Description of the task: In the text below, on what date were Blessed John Duckett and Blessed Ralph Corby executed at Tyburn?

Provided text:
* Begin *

Finally, I do have to make one comment about the "Composer of the Month" article from the June issue of BBC Music Magazine: Andrew Stewart writes that "Byrd risked punishment to compose sublime settings of outlawed Latin texts, especially during the 1580s when Jesuit missionaries from the continent were being burned at the stake . . ." (p. 60) 

No, they were being hanged, drawn, and quartered!

Friday, September 15, 2023

Preview: Blesseds Duckett and Corby in "Holy Rivalry" and with "The Kiss of Peace"


On Monday, September 18, we'll continue our series on the Mementoes of the English Martyrs and Confessors by Father Henry Sebastian Bowden on the Son Rise Morning Show. I'll be on the Son Rise Morning Show at my usual time: about 6:50 a.m. Central/7:50 a.m. Eastern: please listen live here and/or listen to the podcast later here.

As of today, the book is still on sale for $10.00! You cannot say I haven't told often enough!

Father Bowden offers four mementoes of Blessed John Duckett and three of Blessed Ralph Corby, SJ during the month of September. The two martyrs share three mementoes, because although they came to England as missionary priests by separate paths, served in the missionary field in vastly different durations (Duckett for about a year; Corby for 14 years), and were arrested separately, they shared imprisonment in London and went to Tyburn together for execution on September 7, 1644--during the English Civil War. They were both arrested and executed under Parliamentary authority.

For Blessed (then Venerable) John Duckett, on page 300 (September 20) in the book, Father Bowden offers an example of a Catholic priest as an Alter Christus (Another Christ), echoing the scene in the Garden of Gethsemane when Jesus says "If therefore ye seek Me, let these go their way." (John 13:8) in a memory explaining how Father Duckett admitted he was a Catholic priest "To Save Others":

He was taken, in company with two Catholic laymen, as he was going to baptize two children on the Feast of the Visitation, July 2. His captors, the Parliament soldiers, carried him before a committee of the Sequestrators at Sunderland. He declined to answer as to his priesthood and demanded proof, but was committed to prison by reason of the Holy oils and books found on him. Again examined, and again refusing to inculpate himself, he was threatened with lighted matches placed between his fingers to make him confess what he was. This availing nothing he was sent back to prison. After an hour he was again called, and found his two companions on the point of being shipped and sent away, merely because he would not confess who he was. "Seeing this," he says, "and also fearing that the Catholics of the neighbourhood who knew me might suffer, and especially those with whom I lived, I confessed myself to free them and the country." His self-sacrifice was successful, and seemed an inspiration from Heaven. No more inquiry was made after his friends, but Father Duckett was sent up to London in company with Father Corby, a Jesuit, who was taken in these parts as he was going up to the altar to say Mass.

So Father Duckett did not admit immediately to his priesthood, even enduring some torture, but when the two laymen were threatened and he also became concerned for others in the Durham area where he was captured--especially the family or families of the children who were to be baptized--he confessed to save their lives.

* End *

Listed records:
* Begin *

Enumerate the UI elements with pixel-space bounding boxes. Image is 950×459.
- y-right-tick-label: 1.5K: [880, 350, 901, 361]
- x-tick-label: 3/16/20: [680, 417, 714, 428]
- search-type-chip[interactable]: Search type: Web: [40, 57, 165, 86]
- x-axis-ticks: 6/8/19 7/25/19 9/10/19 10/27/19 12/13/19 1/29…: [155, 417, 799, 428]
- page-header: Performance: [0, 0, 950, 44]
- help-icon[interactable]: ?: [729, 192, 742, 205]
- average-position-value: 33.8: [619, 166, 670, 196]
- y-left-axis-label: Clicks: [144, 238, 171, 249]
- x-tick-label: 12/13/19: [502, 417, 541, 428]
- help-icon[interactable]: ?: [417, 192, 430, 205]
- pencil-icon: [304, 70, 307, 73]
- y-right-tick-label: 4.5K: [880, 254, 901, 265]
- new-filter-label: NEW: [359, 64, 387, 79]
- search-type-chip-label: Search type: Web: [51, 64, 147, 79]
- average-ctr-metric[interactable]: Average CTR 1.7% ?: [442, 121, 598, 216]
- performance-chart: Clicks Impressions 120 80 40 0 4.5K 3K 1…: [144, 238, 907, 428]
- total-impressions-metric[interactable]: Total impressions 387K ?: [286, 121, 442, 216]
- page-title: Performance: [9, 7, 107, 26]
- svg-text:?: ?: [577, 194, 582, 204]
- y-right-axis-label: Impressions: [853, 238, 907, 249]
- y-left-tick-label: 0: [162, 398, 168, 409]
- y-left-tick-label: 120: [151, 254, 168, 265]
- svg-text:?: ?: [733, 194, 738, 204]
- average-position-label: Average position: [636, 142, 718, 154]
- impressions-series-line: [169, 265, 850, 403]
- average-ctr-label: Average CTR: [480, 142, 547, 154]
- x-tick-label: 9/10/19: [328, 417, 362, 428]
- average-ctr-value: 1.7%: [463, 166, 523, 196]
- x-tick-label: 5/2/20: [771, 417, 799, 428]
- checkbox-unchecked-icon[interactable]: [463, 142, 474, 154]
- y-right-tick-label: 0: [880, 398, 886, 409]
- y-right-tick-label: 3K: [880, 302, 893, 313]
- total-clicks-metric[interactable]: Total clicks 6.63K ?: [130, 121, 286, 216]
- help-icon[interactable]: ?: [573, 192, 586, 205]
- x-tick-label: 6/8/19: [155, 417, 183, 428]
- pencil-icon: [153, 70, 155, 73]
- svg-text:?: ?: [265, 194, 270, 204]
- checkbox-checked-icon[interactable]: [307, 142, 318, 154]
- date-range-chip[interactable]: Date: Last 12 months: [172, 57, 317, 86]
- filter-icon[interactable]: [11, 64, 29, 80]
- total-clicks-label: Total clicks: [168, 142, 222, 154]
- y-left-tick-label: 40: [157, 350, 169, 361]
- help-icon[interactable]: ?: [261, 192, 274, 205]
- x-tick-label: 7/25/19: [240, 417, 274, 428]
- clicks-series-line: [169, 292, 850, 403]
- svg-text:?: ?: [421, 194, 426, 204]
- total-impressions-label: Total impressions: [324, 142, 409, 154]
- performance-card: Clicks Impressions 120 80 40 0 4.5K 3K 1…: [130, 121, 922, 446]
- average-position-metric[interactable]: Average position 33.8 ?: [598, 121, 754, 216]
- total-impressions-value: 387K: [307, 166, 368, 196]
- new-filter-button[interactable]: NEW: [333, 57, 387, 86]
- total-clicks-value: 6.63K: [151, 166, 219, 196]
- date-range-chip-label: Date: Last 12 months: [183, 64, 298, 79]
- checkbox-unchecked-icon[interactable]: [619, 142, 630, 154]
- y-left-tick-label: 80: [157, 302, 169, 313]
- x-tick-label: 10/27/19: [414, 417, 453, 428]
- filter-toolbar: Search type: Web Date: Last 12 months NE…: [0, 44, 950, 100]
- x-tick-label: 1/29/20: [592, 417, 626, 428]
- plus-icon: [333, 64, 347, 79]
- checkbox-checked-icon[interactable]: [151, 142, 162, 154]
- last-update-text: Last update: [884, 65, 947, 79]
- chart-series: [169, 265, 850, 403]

* End *

Output of the task: September 7, 1644